**EXERCISE TASK**
Using the records below, locate all lines containing "been" and return them.

Collected data:
______
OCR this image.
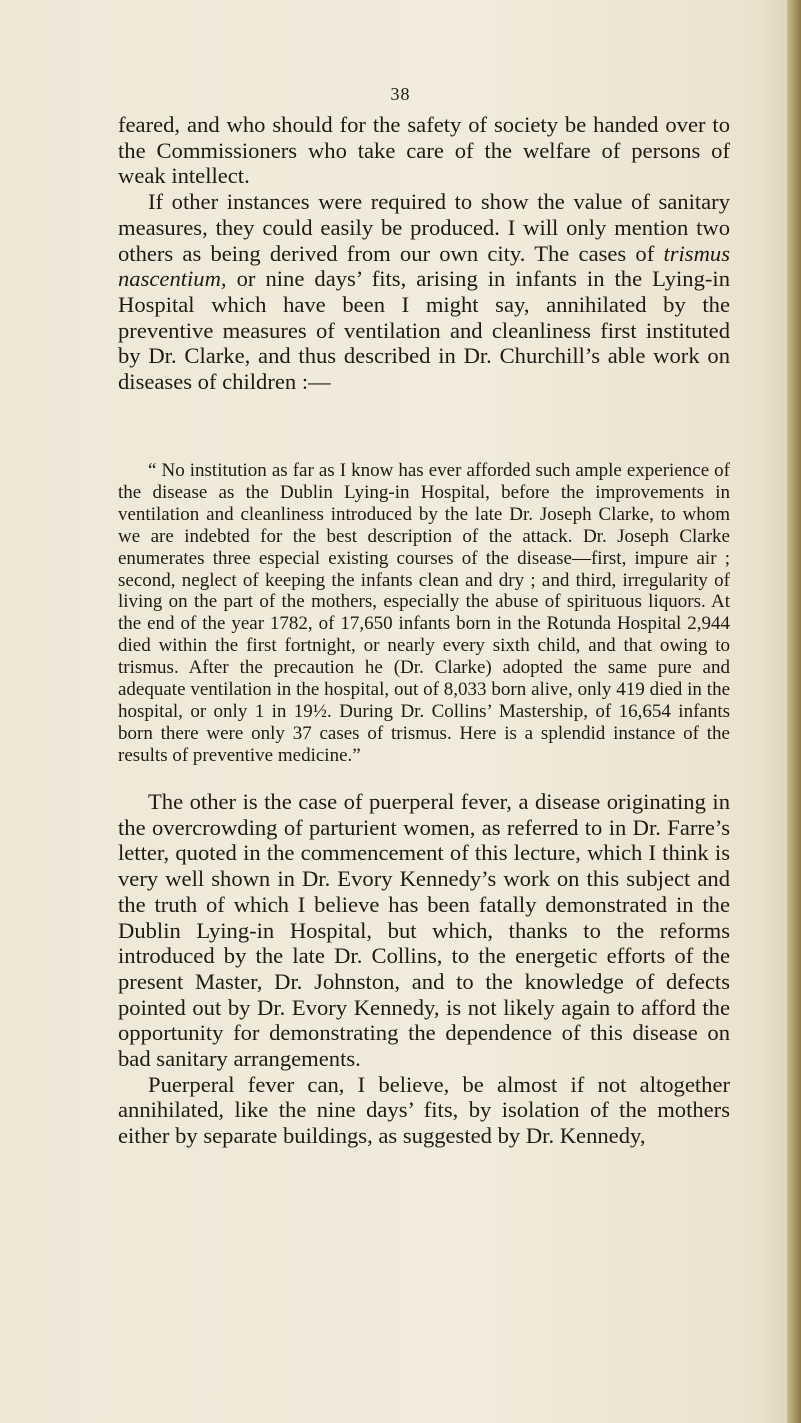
38

feared, and who should for the safety of society be handed over to the Commissioners who take care of the welfare of persons of weak intellect.

If other instances were required to show the value of sanitary measures, they could easily be produced. I will only mention two others as being derived from our own city. The cases of trismus nascentium, or nine days’ fits, arising in infants in the Lying-in Hospital which have been I might say, annihilated by the preventive measures of ventilation and cleanliness first instituted by Dr. Clarke, and thus described in Dr. Churchill’s able work on diseases of children :—

“ No institution as far as I know has ever afforded such ample experience of the disease as the Dublin Lying-in Hospital, before the improvements in ventilation and cleanliness introduced by the late Dr. Joseph Clarke, to whom we are indebted for the best description of the attack. Dr. Joseph Clarke enumerates three especial existing courses of the disease—first, impure air ; second, neglect of keeping the infants clean and dry ; and third, irregularity of living on the part of the mothers, especially the abuse of spirituous liquors. At the end of the year 1782, of 17,650 infants born in the Rotunda Hospital 2,944 died within the first fortnight, or nearly every sixth child, and that owing to trismus. After the precaution he (Dr. Clarke) adopted the same pure and adequate ventilation in the hospital, out of 8,033 born alive, only 419 died in the hospital, or only 1 in 19½. During Dr. Collins’ Mastership, of 16,654 infants born there were only 37 cases of trismus. Here is a splendid instance of the results of preventive medicine.”

The other is the case of puerperal fever, a disease originating in the overcrowding of parturient women, as referred to in Dr. Farre’s letter, quoted in the commencement of this lecture, which I think is very well shown in Dr. Evory Kennedy’s work on this subject and the truth of which I believe has been fatally demonstrated in the Dublin Lying-in Hospital, but which, thanks to the reforms introduced by the late Dr. Collins, to the energetic efforts of the present Master, Dr. Johnston, and to the knowledge of defects pointed out by Dr. Evory Kennedy, is not likely again to afford the opportunity for demonstrating the dependence of this disease on bad sanitary arrangements.

Puerperal fever can, I believe, be almost if not altogether annihilated, like the nine days’ fits, by isolation of the mothers either by separate buildings, as suggested by Dr. Kennedy,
______
**EXPECTED OUTPUT**
If other instances were required to show the value of sanitary measures, they could easily be produced. I will only mention two others as being derived from our own city. The cases of trismus nascentium, or nine days’ fits, arising in infants in the Lying-in Hospital which have been I might say, annihilated by the preventive measures of ventilation and cleanliness first instituted by Dr. Clarke, and thus described in Dr. Churchill’s able work on diseases of children :—
The other is the case of puerperal fever, a disease originating in the overcrowding of parturient women, as referred to in Dr. Farre’s letter, quoted in the commencement of this lecture, which I think is very well shown in Dr. Evory Kennedy’s work on this subject and the truth of which I believe has been fatally demonstrated in the Dublin Lying-in Hospital, but which, thanks to the reforms introduced by the late Dr. Collins, to the energetic efforts of the present Master, Dr. Johnston, and to the knowledge of defects pointed out by Dr. Evory Kennedy, is not likely again to afford the opportunity for demonstrating the dependence of this disease on bad sanitary arrangements.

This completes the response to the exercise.